[Records that describe figures]
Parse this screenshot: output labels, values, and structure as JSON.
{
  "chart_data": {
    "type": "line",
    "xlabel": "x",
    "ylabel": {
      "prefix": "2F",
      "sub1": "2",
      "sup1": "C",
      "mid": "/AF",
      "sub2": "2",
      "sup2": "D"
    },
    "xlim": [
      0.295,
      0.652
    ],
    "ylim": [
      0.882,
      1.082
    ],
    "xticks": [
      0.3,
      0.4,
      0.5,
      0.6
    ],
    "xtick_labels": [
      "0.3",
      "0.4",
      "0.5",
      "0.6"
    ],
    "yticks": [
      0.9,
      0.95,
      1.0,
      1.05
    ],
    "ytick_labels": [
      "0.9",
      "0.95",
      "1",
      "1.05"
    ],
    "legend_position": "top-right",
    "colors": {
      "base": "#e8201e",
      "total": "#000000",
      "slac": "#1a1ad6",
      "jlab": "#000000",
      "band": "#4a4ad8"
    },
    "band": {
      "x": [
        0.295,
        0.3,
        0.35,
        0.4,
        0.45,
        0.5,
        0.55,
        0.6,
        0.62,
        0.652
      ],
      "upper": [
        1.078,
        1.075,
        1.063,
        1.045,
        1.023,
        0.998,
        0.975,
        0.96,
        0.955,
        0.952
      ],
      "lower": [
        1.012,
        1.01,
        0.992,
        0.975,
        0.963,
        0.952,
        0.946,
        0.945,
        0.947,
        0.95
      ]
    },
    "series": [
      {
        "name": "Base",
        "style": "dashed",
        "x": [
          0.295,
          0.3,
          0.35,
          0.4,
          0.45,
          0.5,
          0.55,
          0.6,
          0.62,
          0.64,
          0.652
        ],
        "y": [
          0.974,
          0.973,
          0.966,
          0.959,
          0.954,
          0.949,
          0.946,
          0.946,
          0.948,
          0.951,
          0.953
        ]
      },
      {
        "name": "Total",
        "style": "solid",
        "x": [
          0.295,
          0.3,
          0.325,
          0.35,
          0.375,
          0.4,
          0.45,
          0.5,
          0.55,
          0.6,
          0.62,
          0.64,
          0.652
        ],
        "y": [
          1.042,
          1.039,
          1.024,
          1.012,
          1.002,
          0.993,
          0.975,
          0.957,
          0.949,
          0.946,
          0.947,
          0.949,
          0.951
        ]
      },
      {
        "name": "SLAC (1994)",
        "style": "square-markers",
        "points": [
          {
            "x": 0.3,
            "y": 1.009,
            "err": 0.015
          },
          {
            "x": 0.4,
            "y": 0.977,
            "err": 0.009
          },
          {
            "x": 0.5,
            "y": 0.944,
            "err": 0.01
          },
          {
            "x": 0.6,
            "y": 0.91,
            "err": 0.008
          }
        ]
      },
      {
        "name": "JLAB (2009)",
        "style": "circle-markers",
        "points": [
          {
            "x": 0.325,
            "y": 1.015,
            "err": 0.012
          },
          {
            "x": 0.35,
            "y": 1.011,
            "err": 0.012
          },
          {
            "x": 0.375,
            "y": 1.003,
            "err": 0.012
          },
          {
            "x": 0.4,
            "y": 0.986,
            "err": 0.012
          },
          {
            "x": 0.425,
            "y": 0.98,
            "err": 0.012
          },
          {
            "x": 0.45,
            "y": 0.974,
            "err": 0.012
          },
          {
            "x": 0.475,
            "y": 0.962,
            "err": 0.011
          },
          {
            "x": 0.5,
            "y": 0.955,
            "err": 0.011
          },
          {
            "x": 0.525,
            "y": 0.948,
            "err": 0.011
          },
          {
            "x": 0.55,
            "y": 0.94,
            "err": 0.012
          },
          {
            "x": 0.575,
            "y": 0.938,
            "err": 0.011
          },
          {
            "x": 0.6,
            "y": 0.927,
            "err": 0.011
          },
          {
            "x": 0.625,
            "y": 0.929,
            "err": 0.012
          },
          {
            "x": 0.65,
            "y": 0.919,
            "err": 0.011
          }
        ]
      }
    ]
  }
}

### EXERCISE OBJECTIVE
Reproduce the entries above exactly.

### EXPECTED OUTPUT
Parse this screenshot: output labels, values, and structure as JSON.
{
  "chart_data": {
    "type": "line",
    "xlabel": "x",
    "ylabel": {
      "prefix": "2F",
      "sub1": "2",
      "sup1": "C",
      "mid": "/AF",
      "sub2": "2",
      "sup2": "D"
    },
    "xlim": [
      0.295,
      0.652
    ],
    "ylim": [
      0.882,
      1.082
    ],
    "xticks": [
      0.3,
      0.4,
      0.5,
      0.6
    ],
    "xtick_labels": [
      "0.3",
      "0.4",
      "0.5",
      "0.6"
    ],
    "yticks": [
      0.9,
      0.95,
      1.0,
      1.05
    ],
    "ytick_labels": [
      "0.9",
      "0.95",
      "1",
      "1.05"
    ],
    "legend_position": "top-right",
    "colors": {
      "base": "#e8201e",
      "total": "#000000",
      "slac": "#1a1ad6",
      "jlab": "#000000",
      "band": "#4a4ad8"
    },
    "band": {
      "x": [
        0.295,
        0.3,
        0.35,
        0.4,
        0.45,
        0.5,
        0.55,
        0.6,
        0.62,
        0.652
      ],
      "upper": [
        1.078,
        1.075,
        1.063,
        1.045,
        1.023,
        0.998,
        0.975,
        0.96,
        0.955,
        0.952
      ],
      "lower": [
        1.012,
        1.01,
        0.992,
        0.975,
        0.963,
        0.952,
        0.946,
        0.945,
        0.947,
        0.95
      ]
    },
    "series": [
      {
        "name": "Base",
        "style": "dashed",
        "x": [
          0.295,
          0.3,
          0.35,
          0.4,
          0.45,
          0.5,
          0.55,
          0.6,
          0.62,
          0.64,
          0.652
        ],
        "y": [
          0.974,
          0.973,
          0.966,
          0.959,
          0.954,
          0.949,
          0.946,
          0.946,
          0.948,
          0.951,
          0.953
        ]
      },
      {
        "name": "Total",
        "style": "solid",
        "x": [
          0.295,
          0.3,
          0.325,
          0.35,
          0.375,
          0.4,
          0.45,
          0.5,
          0.55,
          0.6,
          0.62,
          0.64,
          0.652
        ],
        "y": [
          1.042,
          1.039,
          1.024,
          1.012,
          1.002,
          0.993,
          0.975,
          0.957,
          0.949,
          0.946,
          0.947,
          0.949,
          0.951
        ]
      },
      {
        "name": "SLAC (1994)",
        "style": "square-markers",
        "points": [
          {
            "x": 0.3,
            "y": 1.009,
            "err": 0.015
          },
          {
            "x": 0.4,
            "y": 0.977,
            "err": 0.009
          },
          {
            "x": 0.5,
            "y": 0.944,
            "err": 0.01
          },
          {
            "x": 0.6,
            "y": 0.91,
            "err": 0.008
          }
        ]
      },
      {
        "name": "JLAB (2009)",
        "style": "circle-markers",
        "points": [
          {
            "x": 0.325,
            "y": 1.015,
            "err": 0.012
          },
          {
            "x": 0.35,
            "y": 1.011,
            "err": 0.012
          },
          {
            "x": 0.375,
            "y": 1.003,
            "err": 0.012
          },
          {
            "x": 0.4,
            "y": 0.986,
            "err": 0.012
          },
          {
            "x": 0.425,
            "y": 0.98,
            "err": 0.012
          },
          {
            "x": 0.45,
            "y": 0.974,
            "err": 0.012
          },
          {
            "x": 0.475,
            "y": 0.962,
            "err": 0.011
          },
          {
            "x": 0.5,
            "y": 0.955,
            "err": 0.011
          },
          {
            "x": 0.525,
            "y": 0.948,
            "err": 0.011
          },
          {
            "x": 0.55,
            "y": 0.94,
            "err": 0.012
          },
          {
            "x": 0.575,
            "y": 0.938,
            "err": 0.011
          },
          {
            "x": 0.6,
            "y": 0.927,
            "err": 0.011
          },
          {
            "x": 0.625,
            "y": 0.929,
            "err": 0.012
          },
          {
            "x": 0.65,
            "y": 0.919,
            "err": 0.011
          }
        ]
      }
    ]
  }
}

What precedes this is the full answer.